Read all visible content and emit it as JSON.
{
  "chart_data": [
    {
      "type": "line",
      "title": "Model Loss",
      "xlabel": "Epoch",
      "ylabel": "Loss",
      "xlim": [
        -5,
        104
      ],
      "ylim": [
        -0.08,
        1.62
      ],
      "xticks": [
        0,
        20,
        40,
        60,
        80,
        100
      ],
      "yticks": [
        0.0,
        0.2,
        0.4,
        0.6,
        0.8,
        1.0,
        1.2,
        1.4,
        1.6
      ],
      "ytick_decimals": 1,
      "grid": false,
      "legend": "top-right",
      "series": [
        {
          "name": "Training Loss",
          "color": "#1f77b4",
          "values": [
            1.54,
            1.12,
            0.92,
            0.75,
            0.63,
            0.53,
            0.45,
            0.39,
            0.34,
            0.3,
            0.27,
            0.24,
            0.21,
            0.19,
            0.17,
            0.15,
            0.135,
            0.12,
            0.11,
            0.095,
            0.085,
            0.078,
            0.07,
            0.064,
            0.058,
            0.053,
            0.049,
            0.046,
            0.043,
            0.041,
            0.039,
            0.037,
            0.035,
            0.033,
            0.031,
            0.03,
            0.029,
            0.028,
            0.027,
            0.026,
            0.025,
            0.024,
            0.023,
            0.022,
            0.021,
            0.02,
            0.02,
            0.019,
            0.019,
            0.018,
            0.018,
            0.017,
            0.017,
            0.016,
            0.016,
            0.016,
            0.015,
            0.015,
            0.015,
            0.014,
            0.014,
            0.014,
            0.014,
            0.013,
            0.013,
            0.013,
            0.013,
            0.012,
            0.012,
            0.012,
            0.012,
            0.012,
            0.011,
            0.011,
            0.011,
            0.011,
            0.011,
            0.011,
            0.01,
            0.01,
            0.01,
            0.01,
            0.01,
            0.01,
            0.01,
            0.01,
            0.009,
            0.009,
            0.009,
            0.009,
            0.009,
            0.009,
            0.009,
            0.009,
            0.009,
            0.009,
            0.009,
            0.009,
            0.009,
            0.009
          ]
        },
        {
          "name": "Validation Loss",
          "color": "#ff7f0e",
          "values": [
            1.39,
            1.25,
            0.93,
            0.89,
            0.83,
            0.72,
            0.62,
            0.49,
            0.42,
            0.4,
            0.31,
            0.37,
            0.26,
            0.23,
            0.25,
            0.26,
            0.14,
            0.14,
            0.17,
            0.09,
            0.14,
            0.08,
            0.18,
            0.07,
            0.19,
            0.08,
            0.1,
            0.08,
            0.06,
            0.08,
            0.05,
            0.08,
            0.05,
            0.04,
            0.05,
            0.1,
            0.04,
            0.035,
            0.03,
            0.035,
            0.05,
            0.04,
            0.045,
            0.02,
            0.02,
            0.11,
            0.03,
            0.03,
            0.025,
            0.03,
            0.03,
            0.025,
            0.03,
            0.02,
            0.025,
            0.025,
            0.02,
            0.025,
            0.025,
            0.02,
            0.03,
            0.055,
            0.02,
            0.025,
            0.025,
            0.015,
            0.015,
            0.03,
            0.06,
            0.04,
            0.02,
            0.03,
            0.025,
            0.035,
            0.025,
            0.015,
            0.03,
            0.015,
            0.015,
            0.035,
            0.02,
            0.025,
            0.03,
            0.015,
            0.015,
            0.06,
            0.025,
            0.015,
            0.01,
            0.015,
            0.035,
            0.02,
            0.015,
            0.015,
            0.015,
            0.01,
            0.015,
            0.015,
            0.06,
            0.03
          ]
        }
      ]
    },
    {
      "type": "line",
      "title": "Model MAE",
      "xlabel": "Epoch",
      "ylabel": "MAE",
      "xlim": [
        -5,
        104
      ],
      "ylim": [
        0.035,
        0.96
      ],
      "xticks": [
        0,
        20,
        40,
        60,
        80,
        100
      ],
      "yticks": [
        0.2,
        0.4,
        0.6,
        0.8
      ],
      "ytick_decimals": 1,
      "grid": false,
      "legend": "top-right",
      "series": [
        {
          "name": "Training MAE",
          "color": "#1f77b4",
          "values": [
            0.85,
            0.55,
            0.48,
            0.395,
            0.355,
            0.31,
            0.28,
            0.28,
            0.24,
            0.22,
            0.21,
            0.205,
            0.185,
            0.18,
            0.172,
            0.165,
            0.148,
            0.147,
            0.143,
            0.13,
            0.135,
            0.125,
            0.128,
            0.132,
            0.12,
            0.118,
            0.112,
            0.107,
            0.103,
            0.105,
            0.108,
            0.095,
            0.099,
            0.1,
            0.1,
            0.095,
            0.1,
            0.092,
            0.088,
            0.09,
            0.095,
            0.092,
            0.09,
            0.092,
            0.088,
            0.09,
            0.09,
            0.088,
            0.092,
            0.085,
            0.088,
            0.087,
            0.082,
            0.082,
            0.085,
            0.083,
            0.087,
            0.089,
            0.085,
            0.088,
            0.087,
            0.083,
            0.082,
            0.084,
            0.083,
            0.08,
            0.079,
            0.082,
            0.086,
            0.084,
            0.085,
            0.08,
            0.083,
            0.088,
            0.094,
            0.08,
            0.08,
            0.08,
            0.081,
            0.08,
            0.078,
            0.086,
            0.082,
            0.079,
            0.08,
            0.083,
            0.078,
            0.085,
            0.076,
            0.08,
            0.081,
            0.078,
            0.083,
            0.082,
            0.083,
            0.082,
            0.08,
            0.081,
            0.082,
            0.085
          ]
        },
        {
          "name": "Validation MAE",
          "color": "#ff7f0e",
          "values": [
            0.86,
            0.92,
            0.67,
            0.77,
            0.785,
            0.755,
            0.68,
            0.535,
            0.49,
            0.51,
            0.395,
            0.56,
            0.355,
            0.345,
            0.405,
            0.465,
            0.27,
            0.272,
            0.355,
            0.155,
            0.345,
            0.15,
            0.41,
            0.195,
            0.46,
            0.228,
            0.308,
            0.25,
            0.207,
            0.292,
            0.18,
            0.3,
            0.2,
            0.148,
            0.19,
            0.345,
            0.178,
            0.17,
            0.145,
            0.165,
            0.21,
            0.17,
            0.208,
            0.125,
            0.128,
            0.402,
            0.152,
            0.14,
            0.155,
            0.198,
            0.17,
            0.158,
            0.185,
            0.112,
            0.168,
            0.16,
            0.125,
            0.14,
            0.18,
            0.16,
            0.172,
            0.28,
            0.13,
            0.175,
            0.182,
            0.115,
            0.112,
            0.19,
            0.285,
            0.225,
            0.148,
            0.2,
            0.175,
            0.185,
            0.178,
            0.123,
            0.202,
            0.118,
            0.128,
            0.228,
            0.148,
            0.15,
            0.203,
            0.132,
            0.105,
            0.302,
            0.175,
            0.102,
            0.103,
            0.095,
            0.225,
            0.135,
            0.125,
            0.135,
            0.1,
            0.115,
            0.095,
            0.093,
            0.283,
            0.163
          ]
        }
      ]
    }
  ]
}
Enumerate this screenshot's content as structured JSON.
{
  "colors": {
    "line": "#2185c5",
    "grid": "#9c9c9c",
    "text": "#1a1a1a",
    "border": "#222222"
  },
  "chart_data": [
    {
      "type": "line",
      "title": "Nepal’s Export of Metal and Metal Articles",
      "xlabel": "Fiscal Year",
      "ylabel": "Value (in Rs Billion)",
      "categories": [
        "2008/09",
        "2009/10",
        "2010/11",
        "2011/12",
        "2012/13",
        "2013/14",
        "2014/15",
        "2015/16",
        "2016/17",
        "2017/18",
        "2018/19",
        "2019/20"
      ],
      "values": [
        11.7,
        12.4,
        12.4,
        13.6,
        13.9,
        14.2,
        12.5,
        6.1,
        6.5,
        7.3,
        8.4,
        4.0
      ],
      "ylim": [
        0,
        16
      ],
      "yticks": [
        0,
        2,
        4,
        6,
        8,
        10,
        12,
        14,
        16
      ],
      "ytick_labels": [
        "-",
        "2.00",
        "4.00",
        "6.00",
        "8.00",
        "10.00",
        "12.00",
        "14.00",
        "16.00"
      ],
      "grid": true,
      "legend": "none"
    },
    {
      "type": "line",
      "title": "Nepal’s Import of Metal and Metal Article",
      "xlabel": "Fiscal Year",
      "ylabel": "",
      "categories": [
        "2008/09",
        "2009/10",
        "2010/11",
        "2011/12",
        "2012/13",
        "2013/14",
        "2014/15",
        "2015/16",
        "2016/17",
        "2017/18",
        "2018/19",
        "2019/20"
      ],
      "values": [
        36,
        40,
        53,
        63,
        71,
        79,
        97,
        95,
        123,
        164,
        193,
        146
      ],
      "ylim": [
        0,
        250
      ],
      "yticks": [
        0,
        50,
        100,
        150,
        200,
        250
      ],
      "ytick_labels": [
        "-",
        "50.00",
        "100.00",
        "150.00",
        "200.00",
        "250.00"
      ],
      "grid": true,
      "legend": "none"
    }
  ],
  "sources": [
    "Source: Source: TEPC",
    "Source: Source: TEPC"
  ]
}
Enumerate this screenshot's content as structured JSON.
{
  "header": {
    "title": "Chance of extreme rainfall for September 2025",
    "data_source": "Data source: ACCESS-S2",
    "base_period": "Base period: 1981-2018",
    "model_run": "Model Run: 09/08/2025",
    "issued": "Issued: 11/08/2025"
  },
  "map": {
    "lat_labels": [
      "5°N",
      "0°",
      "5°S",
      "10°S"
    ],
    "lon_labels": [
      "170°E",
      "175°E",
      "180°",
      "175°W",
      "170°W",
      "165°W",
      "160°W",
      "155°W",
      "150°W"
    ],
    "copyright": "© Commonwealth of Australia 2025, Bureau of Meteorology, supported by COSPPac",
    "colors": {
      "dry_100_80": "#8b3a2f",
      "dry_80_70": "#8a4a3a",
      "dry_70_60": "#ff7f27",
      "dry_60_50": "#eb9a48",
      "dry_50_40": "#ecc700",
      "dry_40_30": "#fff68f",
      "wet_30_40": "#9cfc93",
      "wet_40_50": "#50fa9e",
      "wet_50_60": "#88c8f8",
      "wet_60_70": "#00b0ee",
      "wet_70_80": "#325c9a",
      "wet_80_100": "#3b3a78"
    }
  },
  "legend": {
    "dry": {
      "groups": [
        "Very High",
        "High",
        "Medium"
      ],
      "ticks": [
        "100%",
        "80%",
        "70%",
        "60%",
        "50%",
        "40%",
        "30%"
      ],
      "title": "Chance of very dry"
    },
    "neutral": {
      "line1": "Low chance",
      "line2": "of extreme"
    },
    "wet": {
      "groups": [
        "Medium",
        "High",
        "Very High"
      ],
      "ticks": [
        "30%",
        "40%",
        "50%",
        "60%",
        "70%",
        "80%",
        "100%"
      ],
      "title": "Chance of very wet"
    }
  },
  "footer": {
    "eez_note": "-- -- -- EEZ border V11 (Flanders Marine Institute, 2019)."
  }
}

========================================================================

* Work instructions
Scan the entries above for the word "border" and collect each line holding it.

* The completed task
    "border": "#222222"
    "eez_note": "-- -- -- EEZ border V11 (Flanders Marine Institute, 2019)."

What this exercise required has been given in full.